# [Challenge]
Make an exact copy of the records, with the pictures left out.
[Start Provided data]
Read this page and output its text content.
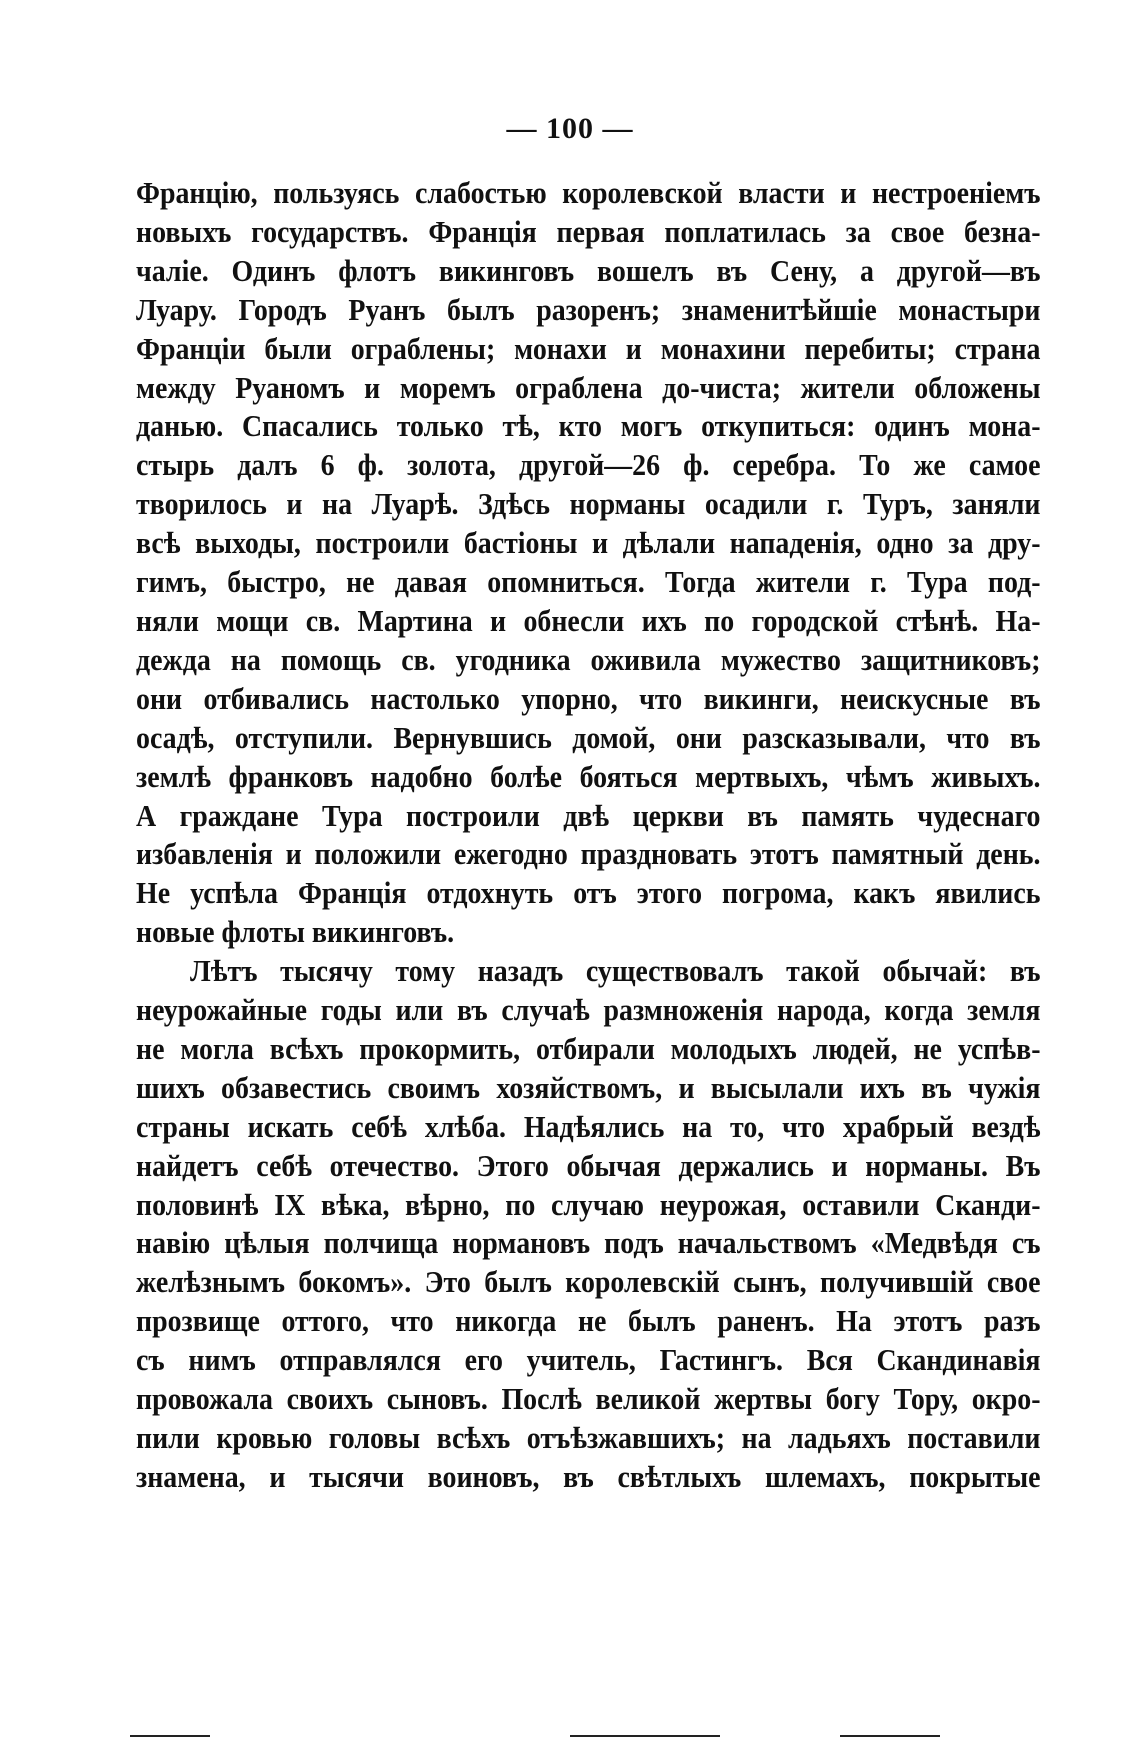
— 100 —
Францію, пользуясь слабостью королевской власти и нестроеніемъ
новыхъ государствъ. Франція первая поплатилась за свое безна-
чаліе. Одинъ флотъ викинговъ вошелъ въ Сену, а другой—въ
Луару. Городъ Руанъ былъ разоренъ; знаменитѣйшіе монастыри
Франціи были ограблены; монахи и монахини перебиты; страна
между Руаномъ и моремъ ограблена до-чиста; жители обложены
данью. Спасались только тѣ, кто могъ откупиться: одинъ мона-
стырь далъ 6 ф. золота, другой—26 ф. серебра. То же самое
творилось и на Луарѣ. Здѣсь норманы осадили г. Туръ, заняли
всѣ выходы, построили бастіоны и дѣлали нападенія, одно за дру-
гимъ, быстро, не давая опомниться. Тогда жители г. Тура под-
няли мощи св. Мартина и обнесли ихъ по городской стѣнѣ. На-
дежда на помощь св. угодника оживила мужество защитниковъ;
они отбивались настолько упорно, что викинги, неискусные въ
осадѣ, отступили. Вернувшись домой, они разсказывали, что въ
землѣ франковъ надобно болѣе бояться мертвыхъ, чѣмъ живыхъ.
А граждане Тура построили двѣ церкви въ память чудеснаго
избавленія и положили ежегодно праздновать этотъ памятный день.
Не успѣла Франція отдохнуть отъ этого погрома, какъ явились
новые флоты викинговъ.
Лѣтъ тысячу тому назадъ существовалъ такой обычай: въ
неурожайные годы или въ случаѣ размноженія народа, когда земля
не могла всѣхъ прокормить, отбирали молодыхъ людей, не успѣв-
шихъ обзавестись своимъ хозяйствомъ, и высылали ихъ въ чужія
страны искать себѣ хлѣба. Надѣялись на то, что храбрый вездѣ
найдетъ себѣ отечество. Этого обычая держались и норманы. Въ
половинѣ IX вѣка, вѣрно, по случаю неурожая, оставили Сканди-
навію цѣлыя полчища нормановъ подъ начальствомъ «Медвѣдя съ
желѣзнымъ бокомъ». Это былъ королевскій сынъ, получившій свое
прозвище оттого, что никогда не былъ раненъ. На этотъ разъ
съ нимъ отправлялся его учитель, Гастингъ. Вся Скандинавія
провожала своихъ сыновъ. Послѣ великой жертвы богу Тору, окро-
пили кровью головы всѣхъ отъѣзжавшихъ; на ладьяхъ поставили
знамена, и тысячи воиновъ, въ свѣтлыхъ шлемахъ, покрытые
[End Provided data]
# [Correct result]
Read this page and output its text content.
— 100 —
Францію, пользуясь слабостью королевской власти и нестроеніемъ
новыхъ государствъ. Франція первая поплатилась за свое безна-
чаліе. Одинъ флотъ викинговъ вошелъ въ Сену, а другой—въ
Луару. Городъ Руанъ былъ разоренъ; знаменитѣйшіе монастыри
Франціи были ограблены; монахи и монахини перебиты; страна
между Руаномъ и моремъ ограблена до-чиста; жители обложены
данью. Спасались только тѣ, кто могъ откупиться: одинъ мона-
стырь далъ 6 ф. золота, другой—26 ф. серебра. То же самое
творилось и на Луарѣ. Здѣсь норманы осадили г. Туръ, заняли
всѣ выходы, построили бастіоны и дѣлали нападенія, одно за дру-
гимъ, быстро, не давая опомниться. Тогда жители г. Тура под-
няли мощи св. Мартина и обнесли ихъ по городской стѣнѣ. На-
дежда на помощь св. угодника оживила мужество защитниковъ;
они отбивались настолько упорно, что викинги, неискусные въ
осадѣ, отступили. Вернувшись домой, они разсказывали, что въ
землѣ франковъ надобно болѣе бояться мертвыхъ, чѣмъ живыхъ.
А граждане Тура построили двѣ церкви въ память чудеснаго
избавленія и положили ежегодно праздновать этотъ памятный день.
Не успѣла Франція отдохнуть отъ этого погрома, какъ явились
новые флоты викинговъ.
Лѣтъ тысячу тому назадъ существовалъ такой обычай: въ
неурожайные годы или въ случаѣ размноженія народа, когда земля
не могла всѣхъ прокормить, отбирали молодыхъ людей, не успѣв-
шихъ обзавестись своимъ хозяйствомъ, и высылали ихъ въ чужія
страны искать себѣ хлѣба. Надѣялись на то, что храбрый вездѣ
найдетъ себѣ отечество. Этого обычая держались и норманы. Въ
половинѣ IX вѣка, вѣрно, по случаю неурожая, оставили Сканди-
навію цѣлыя полчища нормановъ подъ начальствомъ «Медвѣдя съ
желѣзнымъ бокомъ». Это былъ королевскій сынъ, получившій свое
прозвище оттого, что никогда не былъ раненъ. На этотъ разъ
съ нимъ отправлялся его учитель, Гастингъ. Вся Скандинавія
провожала своихъ сыновъ. Послѣ великой жертвы богу Тору, окро-
пили кровью головы всѣхъ отъѣзжавшихъ; на ладьяхъ поставили
знамена, и тысячи воиновъ, въ свѣтлыхъ шлемахъ, покрытые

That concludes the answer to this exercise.